- **Figure contents as structured data**
⟨
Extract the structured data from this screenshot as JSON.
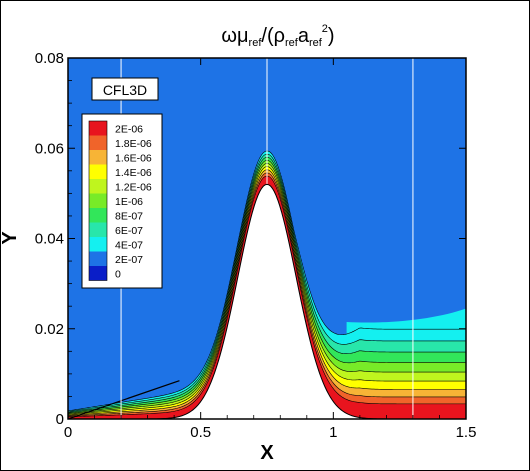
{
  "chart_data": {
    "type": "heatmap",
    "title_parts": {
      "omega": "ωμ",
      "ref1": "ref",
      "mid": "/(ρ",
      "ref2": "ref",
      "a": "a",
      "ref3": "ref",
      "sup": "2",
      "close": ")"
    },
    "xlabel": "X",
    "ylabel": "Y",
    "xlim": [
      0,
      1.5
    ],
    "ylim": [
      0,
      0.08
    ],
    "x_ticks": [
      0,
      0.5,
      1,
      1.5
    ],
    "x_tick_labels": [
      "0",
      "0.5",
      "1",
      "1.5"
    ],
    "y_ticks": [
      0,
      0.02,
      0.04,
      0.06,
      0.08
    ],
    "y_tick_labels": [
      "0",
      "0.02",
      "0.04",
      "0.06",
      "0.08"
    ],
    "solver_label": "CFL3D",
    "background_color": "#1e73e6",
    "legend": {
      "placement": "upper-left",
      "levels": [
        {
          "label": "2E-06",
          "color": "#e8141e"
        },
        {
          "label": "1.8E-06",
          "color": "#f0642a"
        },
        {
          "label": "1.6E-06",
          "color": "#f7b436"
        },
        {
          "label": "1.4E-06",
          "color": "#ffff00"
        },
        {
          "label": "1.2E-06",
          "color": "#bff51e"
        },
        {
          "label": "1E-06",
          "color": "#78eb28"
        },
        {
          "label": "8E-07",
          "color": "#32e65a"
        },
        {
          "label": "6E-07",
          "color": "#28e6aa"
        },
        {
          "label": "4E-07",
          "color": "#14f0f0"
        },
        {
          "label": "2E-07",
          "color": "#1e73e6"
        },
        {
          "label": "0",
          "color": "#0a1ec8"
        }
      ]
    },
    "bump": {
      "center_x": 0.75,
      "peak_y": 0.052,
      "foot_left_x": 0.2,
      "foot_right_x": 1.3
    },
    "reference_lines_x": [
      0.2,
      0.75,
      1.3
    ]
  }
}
⟩
⟨
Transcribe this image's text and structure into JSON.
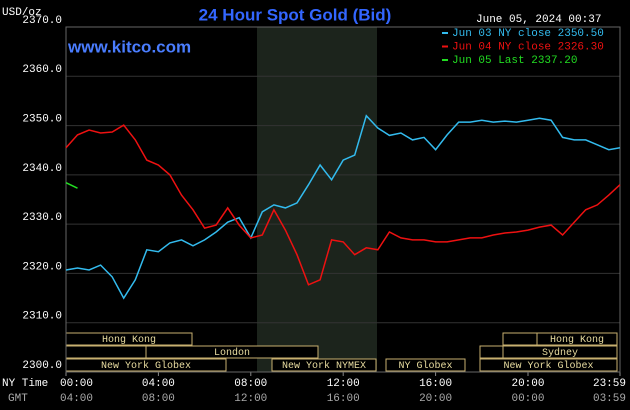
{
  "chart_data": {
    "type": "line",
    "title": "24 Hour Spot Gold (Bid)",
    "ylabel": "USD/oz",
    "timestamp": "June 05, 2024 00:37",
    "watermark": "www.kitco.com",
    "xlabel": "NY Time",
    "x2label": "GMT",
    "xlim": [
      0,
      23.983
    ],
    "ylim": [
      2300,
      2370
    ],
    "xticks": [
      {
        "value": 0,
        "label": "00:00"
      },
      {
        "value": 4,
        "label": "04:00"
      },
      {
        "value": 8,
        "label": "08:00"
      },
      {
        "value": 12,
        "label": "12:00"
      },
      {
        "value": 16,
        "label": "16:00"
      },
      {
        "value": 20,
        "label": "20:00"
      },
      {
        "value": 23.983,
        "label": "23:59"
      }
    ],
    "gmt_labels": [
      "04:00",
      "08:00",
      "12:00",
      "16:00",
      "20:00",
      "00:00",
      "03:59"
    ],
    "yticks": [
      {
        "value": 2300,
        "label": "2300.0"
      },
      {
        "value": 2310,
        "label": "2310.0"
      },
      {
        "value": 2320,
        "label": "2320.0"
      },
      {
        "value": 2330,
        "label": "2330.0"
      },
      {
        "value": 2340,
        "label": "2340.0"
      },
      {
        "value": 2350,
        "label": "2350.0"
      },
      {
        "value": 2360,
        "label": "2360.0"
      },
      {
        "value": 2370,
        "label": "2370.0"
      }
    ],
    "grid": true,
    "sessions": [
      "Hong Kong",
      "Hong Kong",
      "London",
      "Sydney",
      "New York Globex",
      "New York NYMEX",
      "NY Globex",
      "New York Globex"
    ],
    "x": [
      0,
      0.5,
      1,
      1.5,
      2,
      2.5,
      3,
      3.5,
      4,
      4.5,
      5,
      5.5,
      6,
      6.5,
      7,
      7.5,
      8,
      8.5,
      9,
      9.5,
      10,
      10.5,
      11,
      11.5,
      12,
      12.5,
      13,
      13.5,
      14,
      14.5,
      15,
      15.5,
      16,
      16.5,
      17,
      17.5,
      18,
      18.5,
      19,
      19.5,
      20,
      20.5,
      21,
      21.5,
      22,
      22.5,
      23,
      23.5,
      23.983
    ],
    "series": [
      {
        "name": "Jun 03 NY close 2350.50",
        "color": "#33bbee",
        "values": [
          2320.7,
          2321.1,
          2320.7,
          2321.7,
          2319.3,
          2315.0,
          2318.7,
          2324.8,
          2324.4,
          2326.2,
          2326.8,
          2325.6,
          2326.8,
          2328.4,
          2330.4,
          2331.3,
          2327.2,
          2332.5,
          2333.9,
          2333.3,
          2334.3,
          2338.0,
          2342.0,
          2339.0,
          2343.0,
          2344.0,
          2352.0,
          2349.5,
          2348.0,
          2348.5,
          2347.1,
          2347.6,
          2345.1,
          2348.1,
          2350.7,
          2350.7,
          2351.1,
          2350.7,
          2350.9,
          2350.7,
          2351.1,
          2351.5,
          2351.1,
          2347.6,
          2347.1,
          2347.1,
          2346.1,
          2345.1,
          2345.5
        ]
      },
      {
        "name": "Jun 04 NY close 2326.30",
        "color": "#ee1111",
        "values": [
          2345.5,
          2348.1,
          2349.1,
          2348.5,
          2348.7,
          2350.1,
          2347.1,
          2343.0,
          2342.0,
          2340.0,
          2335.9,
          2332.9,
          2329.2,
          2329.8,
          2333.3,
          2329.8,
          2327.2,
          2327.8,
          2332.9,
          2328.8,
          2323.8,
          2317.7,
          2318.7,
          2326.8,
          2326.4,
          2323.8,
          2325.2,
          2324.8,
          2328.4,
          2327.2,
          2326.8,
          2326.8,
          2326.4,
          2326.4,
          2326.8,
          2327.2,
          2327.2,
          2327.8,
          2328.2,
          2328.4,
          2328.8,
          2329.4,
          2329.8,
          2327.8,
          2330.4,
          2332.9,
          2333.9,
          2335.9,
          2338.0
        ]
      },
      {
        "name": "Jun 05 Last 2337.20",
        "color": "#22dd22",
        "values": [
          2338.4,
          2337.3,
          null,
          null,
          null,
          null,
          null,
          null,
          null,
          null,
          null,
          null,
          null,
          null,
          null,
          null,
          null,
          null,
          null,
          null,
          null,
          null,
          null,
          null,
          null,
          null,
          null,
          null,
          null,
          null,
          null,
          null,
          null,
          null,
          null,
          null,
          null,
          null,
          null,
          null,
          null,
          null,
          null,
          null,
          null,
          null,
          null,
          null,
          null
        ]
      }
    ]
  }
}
⟩
- **Problem statement**
Only the number should be given: how many lines of the data contain the word "JSON"?

- **Exercise output**
2